## Set problem
Transcribe the material in full, exactly as written.

Part of a data file:
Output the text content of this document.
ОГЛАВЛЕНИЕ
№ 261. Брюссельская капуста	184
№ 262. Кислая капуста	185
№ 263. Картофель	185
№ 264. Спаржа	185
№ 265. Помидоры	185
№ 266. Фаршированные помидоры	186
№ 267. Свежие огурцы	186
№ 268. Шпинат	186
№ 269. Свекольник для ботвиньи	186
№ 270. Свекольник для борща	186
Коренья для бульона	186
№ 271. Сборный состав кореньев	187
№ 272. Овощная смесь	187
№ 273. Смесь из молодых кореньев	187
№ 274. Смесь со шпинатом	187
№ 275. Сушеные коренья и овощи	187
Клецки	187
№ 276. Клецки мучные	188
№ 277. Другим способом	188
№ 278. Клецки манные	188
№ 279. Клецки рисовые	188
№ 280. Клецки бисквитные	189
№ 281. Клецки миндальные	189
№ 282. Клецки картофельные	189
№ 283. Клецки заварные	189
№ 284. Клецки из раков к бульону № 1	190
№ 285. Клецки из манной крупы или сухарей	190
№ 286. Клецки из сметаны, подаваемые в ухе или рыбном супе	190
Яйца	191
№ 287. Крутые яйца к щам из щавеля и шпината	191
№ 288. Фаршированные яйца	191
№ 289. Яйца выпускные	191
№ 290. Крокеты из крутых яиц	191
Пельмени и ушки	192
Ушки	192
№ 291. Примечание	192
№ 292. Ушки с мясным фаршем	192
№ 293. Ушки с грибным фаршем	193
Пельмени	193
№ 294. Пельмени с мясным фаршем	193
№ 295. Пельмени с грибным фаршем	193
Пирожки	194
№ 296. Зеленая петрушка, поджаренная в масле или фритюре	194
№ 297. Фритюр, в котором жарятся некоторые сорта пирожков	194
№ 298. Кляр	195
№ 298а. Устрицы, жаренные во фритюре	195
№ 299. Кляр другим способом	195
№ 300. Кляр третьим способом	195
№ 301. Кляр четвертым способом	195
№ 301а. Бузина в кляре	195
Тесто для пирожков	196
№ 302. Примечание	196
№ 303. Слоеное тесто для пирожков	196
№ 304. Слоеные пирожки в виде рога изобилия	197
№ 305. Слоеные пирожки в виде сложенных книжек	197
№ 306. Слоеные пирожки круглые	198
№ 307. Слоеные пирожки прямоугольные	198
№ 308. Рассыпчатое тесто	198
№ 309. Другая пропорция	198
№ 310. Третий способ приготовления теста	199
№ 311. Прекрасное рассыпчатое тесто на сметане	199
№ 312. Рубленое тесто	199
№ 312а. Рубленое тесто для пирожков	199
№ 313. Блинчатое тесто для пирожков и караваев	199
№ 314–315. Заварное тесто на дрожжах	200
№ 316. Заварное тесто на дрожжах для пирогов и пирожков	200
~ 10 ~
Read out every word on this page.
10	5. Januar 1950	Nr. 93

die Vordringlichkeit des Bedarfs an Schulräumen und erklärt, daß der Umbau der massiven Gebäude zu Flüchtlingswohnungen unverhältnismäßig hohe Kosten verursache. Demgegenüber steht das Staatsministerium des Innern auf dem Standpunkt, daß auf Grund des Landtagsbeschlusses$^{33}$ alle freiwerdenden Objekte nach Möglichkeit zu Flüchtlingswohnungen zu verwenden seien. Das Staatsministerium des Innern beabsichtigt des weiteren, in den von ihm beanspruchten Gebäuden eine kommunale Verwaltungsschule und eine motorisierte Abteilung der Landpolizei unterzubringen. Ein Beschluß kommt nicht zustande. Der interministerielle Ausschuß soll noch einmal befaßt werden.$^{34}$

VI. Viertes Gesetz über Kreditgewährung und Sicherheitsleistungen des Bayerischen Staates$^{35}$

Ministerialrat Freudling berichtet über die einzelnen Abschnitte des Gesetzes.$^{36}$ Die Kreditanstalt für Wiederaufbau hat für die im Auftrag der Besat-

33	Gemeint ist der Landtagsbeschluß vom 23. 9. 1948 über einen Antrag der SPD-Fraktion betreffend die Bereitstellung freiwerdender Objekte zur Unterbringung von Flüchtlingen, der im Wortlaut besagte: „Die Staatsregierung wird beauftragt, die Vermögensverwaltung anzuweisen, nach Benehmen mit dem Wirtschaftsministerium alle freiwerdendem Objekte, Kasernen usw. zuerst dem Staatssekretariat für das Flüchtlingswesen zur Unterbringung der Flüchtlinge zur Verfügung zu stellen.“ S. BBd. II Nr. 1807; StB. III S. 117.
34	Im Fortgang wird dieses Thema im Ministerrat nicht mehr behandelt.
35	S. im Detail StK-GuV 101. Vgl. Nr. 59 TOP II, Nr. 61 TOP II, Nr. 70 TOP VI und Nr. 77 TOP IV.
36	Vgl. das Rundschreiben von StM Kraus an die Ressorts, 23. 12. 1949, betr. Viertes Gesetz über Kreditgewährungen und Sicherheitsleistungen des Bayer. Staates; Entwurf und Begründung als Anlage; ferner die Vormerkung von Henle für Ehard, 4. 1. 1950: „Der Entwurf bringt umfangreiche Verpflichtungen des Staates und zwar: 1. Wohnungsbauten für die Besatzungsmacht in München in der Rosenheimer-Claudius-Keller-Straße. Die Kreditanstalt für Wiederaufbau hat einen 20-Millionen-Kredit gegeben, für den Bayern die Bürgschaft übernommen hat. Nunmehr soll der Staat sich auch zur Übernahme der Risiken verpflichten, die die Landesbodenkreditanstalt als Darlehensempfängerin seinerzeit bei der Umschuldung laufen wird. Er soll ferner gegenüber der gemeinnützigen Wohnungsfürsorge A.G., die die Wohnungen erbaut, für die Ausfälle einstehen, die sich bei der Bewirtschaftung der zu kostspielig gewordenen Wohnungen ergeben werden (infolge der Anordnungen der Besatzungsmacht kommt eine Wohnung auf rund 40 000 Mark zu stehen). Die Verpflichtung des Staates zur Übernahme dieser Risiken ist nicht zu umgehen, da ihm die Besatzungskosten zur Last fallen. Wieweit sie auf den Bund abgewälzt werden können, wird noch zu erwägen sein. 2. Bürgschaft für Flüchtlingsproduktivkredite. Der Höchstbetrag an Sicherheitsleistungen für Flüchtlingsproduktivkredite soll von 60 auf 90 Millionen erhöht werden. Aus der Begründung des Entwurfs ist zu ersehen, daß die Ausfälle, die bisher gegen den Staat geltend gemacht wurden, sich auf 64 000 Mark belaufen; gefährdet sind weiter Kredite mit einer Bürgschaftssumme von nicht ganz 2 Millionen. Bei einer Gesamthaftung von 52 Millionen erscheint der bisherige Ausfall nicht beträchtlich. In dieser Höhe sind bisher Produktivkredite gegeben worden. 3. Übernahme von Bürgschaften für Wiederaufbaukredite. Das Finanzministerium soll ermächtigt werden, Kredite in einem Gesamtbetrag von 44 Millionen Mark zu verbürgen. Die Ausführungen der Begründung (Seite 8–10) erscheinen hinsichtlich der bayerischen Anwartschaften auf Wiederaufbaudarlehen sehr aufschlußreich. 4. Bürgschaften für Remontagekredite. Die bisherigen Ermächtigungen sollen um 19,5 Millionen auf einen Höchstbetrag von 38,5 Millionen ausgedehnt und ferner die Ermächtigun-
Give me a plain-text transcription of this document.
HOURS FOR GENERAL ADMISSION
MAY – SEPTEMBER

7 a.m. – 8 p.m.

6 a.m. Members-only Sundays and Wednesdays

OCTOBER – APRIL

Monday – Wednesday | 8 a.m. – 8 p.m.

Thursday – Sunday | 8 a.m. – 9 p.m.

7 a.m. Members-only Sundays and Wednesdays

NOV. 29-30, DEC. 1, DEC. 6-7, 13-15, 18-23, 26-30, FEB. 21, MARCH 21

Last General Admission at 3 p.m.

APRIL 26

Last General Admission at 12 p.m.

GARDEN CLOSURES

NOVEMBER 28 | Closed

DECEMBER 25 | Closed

## Response to this task
Output the text content of this document.
ОГЛАВЛЕНИЕ
№ 261. Брюссельская капуста	184
№ 262. Кислая капуста	185
№ 263. Картофель	185
№ 264. Спаржа	185
№ 265. Помидоры	185
№ 266. Фаршированные помидоры	186
№ 267. Свежие огурцы	186
№ 268. Шпинат	186
№ 269. Свекольник для ботвиньи	186
№ 270. Свекольник для борща	186
Коренья для бульона	186
№ 271. Сборный состав кореньев	187
№ 272. Овощная смесь	187
№ 273. Смесь из молодых кореньев	187
№ 274. Смесь со шпинатом	187
№ 275. Сушеные коренья и овощи	187
Клецки	187
№ 276. Клецки мучные	188
№ 277. Другим способом	188
№ 278. Клецки манные	188
№ 279. Клецки рисовые	188
№ 280. Клецки бисквитные	189
№ 281. Клецки миндальные	189
№ 282. Клецки картофельные	189
№ 283. Клецки заварные	189
№ 284. Клецки из раков к бульону № 1	190
№ 285. Клецки из манной крупы или сухарей	190
№ 286. Клецки из сметаны, подаваемые в ухе или рыбном супе	190
Яйца	191
№ 287. Крутые яйца к щам из щавеля и шпината	191
№ 288. Фаршированные яйца	191
№ 289. Яйца выпускные	191
№ 290. Крокеты из крутых яиц	191
Пельмени и ушки	192
Ушки	192
№ 291. Примечание	192
№ 292. Ушки с мясным фаршем	192
№ 293. Ушки с грибным фаршем	193
Пельмени	193
№ 294. Пельмени с мясным фаршем	193
№ 295. Пельмени с грибным фаршем	193
Пирожки	194
№ 296. Зеленая петрушка, поджаренная в масле или фритюре	194
№ 297. Фритюр, в котором жарятся некоторые сорта пирожков	194
№ 298. Кляр	195
№ 298а. Устрицы, жаренные во фритюре	195
№ 299. Кляр другим способом	195
№ 300. Кляр третьим способом	195
№ 301. Кляр четвертым способом	195
№ 301а. Бузина в кляре	195
Тесто для пирожков	196
№ 302. Примечание	196
№ 303. Слоеное тесто для пирожков	196
№ 304. Слоеные пирожки в виде рога изобилия	197
№ 305. Слоеные пирожки в виде сложенных книжек	197
№ 306. Слоеные пирожки круглые	198
№ 307. Слоеные пирожки прямоугольные	198
№ 308. Рассыпчатое тесто	198
№ 309. Другая пропорция	198
№ 310. Третий способ приготовления теста	199
№ 311. Прекрасное рассыпчатое тесто на сметане	199
№ 312. Рубленое тесто	199
№ 312а. Рубленое тесто для пирожков	199
№ 313. Блинчатое тесто для пирожков и караваев	199
№ 314–315. Заварное тесто на дрожжах	200
№ 316. Заварное тесто на дрожжах для пирогов и пирожков	200
~ 10 ~
Read out every word on this page.
10	5. Januar 1950	Nr. 93

die Vordringlichkeit des Bedarfs an Schulräumen und erklärt, daß der Umbau der massiven Gebäude zu Flüchtlingswohnungen unverhältnismäßig hohe Kosten verursache. Demgegenüber steht das Staatsministerium des Innern auf dem Standpunkt, daß auf Grund des Landtagsbeschlusses$^{33}$ alle freiwerdenden Objekte nach Möglichkeit zu Flüchtlingswohnungen zu verwenden seien. Das Staatsministerium des Innern beabsichtigt des weiteren, in den von ihm beanspruchten Gebäuden eine kommunale Verwaltungsschule und eine motorisierte Abteilung der Landpolizei unterzubringen. Ein Beschluß kommt nicht zustande. Der interministerielle Ausschuß soll noch einmal befaßt werden.$^{34}$

VI. Viertes Gesetz über Kreditgewährung und Sicherheitsleistungen des Bayerischen Staates$^{35}$

Ministerialrat Freudling berichtet über die einzelnen Abschnitte des Gesetzes.$^{36}$ Die Kreditanstalt für Wiederaufbau hat für die im Auftrag der Besat-

33	Gemeint ist der Landtagsbeschluß vom 23. 9. 1948 über einen Antrag der SPD-Fraktion betreffend die Bereitstellung freiwerdender Objekte zur Unterbringung von Flüchtlingen, der im Wortlaut besagte: „Die Staatsregierung wird beauftragt, die Vermögensverwaltung anzuweisen, nach Benehmen mit dem Wirtschaftsministerium alle freiwerdendem Objekte, Kasernen usw. zuerst dem Staatssekretariat für das Flüchtlingswesen zur Unterbringung der Flüchtlinge zur Verfügung zu stellen.“ S. BBd. II Nr. 1807; StB. III S. 117.
34	Im Fortgang wird dieses Thema im Ministerrat nicht mehr behandelt.
35	S. im Detail StK-GuV 101. Vgl. Nr. 59 TOP II, Nr. 61 TOP II, Nr. 70 TOP VI und Nr. 77 TOP IV.
36	Vgl. das Rundschreiben von StM Kraus an die Ressorts, 23. 12. 1949, betr. Viertes Gesetz über Kreditgewährungen und Sicherheitsleistungen des Bayer. Staates; Entwurf und Begründung als Anlage; ferner die Vormerkung von Henle für Ehard, 4. 1. 1950: „Der Entwurf bringt umfangreiche Verpflichtungen des Staates und zwar: 1. Wohnungsbauten für die Besatzungsmacht in München in der Rosenheimer-Claudius-Keller-Straße. Die Kreditanstalt für Wiederaufbau hat einen 20-Millionen-Kredit gegeben, für den Bayern die Bürgschaft übernommen hat. Nunmehr soll der Staat sich auch zur Übernahme der Risiken verpflichten, die die Landesbodenkreditanstalt als Darlehensempfängerin seinerzeit bei der Umschuldung laufen wird. Er soll ferner gegenüber der gemeinnützigen Wohnungsfürsorge A.G., die die Wohnungen erbaut, für die Ausfälle einstehen, die sich bei der Bewirtschaftung der zu kostspielig gewordenen Wohnungen ergeben werden (infolge der Anordnungen der Besatzungsmacht kommt eine Wohnung auf rund 40 000 Mark zu stehen). Die Verpflichtung des Staates zur Übernahme dieser Risiken ist nicht zu umgehen, da ihm die Besatzungskosten zur Last fallen. Wieweit sie auf den Bund abgewälzt werden können, wird noch zu erwägen sein. 2. Bürgschaft für Flüchtlingsproduktivkredite. Der Höchstbetrag an Sicherheitsleistungen für Flüchtlingsproduktivkredite soll von 60 auf 90 Millionen erhöht werden. Aus der Begründung des Entwurfs ist zu ersehen, daß die Ausfälle, die bisher gegen den Staat geltend gemacht wurden, sich auf 64 000 Mark belaufen; gefährdet sind weiter Kredite mit einer Bürgschaftssumme von nicht ganz 2 Millionen. Bei einer Gesamthaftung von 52 Millionen erscheint der bisherige Ausfall nicht beträchtlich. In dieser Höhe sind bisher Produktivkredite gegeben worden. 3. Übernahme von Bürgschaften für Wiederaufbaukredite. Das Finanzministerium soll ermächtigt werden, Kredite in einem Gesamtbetrag von 44 Millionen Mark zu verbürgen. Die Ausführungen der Begründung (Seite 8–10) erscheinen hinsichtlich der bayerischen Anwartschaften auf Wiederaufbaudarlehen sehr aufschlußreich. 4. Bürgschaften für Remontagekredite. Die bisherigen Ermächtigungen sollen um 19,5 Millionen auf einen Höchstbetrag von 38,5 Millionen ausgedehnt und ferner die Ermächtigun-
Give me a plain-text transcription of this document.
HOURS FOR GENERAL ADMISSION
MAY – SEPTEMBER

7 a.m. – 8 p.m.

6 a.m. Members-only Sundays and Wednesdays

OCTOBER – APRIL

Monday – Wednesday | 8 a.m. – 8 p.m.

Thursday – Sunday | 8 a.m. – 9 p.m.

7 a.m. Members-only Sundays and Wednesdays

NOV. 29-30, DEC. 1, DEC. 6-7, 13-15, 18-23, 26-30, FEB. 21, MARCH 21

Last General Admission at 3 p.m.

APRIL 26

Last General Admission at 12 p.m.

GARDEN CLOSURES

NOVEMBER 28 | Closed

DECEMBER 25 | Closed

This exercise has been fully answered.